Which lines in the material below contain the word "this"? Copy each of them.
---- Supplied data
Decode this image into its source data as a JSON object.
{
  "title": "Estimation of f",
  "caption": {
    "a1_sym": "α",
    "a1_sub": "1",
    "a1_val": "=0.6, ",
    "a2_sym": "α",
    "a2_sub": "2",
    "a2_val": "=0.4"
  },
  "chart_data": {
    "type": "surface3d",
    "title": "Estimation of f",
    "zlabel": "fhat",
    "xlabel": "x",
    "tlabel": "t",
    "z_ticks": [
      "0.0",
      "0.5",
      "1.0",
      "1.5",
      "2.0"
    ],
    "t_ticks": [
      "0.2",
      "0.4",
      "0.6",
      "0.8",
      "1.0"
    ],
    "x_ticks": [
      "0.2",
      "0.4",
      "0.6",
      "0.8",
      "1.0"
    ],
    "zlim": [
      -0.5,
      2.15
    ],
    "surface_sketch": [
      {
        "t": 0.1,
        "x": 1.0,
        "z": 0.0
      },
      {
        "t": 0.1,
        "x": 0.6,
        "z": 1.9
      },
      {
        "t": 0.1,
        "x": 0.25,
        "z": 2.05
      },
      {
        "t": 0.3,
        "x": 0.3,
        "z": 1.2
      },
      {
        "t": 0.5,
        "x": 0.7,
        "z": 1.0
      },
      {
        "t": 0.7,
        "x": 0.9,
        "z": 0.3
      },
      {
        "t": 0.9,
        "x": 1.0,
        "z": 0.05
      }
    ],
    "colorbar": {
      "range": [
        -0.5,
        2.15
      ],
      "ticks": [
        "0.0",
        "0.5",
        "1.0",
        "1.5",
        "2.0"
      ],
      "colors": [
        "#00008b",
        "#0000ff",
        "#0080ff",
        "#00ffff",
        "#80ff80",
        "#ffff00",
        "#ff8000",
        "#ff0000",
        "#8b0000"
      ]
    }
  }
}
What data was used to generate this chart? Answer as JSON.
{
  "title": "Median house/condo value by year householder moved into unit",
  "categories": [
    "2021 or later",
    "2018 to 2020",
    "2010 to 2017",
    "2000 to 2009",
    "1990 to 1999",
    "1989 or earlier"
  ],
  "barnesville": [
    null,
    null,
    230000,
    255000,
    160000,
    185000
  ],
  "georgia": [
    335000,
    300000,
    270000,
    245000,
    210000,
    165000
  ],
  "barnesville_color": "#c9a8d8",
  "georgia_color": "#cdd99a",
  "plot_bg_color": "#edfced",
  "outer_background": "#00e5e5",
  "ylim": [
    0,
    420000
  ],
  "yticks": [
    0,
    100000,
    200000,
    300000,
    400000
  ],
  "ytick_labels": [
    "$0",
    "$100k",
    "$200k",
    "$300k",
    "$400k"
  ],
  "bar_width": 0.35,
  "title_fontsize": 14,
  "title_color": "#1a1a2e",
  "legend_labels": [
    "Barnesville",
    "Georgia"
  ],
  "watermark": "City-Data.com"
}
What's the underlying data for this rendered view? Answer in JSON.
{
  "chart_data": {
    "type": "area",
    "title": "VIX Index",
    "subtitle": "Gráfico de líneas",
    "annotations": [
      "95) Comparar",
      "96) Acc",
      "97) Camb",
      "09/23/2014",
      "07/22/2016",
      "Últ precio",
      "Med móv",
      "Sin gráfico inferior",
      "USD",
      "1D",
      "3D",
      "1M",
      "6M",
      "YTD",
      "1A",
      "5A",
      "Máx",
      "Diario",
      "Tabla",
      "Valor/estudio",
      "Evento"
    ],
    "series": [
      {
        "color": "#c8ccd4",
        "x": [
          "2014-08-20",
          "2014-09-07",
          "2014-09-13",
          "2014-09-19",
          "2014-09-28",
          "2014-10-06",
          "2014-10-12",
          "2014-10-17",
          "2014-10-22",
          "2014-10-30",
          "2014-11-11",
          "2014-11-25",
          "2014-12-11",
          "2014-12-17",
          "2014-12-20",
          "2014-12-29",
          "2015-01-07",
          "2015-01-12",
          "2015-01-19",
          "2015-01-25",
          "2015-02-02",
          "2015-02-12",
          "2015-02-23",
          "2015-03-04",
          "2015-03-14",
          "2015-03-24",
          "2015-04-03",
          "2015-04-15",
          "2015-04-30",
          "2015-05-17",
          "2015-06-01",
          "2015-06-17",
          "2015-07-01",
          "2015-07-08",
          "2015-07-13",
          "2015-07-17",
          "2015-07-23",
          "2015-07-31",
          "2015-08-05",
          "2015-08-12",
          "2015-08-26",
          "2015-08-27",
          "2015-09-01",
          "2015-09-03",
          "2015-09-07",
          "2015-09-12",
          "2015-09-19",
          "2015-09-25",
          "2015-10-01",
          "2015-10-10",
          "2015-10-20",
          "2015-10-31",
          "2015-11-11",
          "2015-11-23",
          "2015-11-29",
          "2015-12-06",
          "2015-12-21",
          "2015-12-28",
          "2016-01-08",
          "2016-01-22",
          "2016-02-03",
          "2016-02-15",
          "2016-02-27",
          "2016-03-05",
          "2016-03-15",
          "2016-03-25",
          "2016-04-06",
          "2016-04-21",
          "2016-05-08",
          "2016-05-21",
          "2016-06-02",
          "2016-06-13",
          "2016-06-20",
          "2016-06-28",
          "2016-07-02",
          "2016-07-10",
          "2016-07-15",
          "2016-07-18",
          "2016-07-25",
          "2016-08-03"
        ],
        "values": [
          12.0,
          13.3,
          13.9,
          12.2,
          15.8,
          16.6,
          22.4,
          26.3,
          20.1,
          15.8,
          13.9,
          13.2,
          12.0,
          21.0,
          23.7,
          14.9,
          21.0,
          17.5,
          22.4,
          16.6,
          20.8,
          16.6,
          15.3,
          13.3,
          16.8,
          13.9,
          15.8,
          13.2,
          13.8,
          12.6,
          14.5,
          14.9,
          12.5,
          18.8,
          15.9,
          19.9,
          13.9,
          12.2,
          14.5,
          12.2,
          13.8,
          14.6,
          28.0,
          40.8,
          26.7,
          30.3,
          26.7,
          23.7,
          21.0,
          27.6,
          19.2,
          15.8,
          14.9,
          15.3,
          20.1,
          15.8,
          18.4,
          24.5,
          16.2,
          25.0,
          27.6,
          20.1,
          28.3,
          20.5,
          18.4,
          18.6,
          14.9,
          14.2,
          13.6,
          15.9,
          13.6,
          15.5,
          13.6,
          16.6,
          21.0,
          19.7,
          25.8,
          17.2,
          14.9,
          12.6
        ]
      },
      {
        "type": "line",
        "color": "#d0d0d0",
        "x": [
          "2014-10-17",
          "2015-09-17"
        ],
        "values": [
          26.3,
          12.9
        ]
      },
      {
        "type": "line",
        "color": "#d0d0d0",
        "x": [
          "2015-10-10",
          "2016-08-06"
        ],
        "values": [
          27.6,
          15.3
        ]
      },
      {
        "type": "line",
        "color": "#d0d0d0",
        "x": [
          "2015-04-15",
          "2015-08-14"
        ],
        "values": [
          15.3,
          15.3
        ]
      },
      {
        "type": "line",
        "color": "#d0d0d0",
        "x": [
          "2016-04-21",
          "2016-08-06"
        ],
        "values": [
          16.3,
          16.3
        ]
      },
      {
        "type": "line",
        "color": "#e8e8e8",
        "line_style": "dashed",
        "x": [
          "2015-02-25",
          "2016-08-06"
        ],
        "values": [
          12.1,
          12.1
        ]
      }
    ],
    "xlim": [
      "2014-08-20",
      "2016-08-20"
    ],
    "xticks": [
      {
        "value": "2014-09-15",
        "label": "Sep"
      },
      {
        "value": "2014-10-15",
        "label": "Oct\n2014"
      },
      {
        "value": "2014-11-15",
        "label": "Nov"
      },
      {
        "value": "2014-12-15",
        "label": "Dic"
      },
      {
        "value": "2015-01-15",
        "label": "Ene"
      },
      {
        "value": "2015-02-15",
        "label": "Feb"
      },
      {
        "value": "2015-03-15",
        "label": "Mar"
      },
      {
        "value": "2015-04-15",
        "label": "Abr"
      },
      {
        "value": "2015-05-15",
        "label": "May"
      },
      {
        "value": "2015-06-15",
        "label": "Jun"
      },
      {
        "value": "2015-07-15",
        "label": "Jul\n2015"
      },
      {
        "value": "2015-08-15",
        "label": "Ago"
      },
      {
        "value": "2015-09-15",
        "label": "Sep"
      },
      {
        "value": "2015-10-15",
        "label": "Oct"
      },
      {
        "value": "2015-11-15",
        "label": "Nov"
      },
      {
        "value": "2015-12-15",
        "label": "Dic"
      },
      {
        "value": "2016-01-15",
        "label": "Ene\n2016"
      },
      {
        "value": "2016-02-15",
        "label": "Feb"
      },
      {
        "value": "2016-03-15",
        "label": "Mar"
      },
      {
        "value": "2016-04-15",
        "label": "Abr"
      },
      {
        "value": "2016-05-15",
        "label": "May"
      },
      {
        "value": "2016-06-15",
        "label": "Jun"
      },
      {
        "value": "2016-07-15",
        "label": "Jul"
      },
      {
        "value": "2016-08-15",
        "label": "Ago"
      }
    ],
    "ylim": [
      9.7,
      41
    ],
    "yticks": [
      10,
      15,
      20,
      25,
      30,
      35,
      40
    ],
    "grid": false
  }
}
--------
---- Supplied data
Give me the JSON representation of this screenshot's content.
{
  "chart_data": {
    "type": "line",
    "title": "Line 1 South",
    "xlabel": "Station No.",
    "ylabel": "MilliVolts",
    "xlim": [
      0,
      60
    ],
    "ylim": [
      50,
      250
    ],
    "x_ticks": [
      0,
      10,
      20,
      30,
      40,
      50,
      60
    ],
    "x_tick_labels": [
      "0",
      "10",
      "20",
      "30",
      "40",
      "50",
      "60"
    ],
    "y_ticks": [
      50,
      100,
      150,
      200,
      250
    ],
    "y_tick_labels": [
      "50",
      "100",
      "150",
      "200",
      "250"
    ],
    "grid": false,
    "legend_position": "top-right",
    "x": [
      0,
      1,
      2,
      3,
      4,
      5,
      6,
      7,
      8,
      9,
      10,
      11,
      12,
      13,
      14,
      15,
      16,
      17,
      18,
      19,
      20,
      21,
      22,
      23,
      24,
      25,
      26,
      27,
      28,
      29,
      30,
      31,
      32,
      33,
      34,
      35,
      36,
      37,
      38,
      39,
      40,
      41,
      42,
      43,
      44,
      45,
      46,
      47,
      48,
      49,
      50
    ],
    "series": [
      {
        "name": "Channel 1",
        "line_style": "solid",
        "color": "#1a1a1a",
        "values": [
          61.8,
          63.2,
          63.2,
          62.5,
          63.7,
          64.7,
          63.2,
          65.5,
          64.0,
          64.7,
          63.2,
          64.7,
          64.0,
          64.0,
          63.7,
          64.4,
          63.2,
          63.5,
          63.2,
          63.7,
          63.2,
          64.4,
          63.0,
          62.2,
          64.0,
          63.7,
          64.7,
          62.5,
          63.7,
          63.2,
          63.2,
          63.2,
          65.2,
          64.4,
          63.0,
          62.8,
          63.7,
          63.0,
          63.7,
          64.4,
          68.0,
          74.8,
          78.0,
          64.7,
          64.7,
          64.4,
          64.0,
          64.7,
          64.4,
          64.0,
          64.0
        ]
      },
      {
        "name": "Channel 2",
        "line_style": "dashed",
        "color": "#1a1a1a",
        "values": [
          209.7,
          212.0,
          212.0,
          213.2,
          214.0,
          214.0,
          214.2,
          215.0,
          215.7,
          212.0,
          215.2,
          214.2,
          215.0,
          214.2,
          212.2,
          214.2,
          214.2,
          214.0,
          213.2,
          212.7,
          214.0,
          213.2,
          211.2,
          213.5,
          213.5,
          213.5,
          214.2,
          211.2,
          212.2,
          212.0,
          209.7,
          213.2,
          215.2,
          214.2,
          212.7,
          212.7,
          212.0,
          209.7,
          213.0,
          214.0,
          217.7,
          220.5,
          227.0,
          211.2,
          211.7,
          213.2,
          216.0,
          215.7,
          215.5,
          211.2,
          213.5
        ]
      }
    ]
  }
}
--------
| Task response |
Decode this image into its source data as a JSON object.
What data was used to generate this chart? Answer as JSON.
What's the underlying data for this rendered view? Answer in JSON.
Give me the JSON representation of this screenshot's content.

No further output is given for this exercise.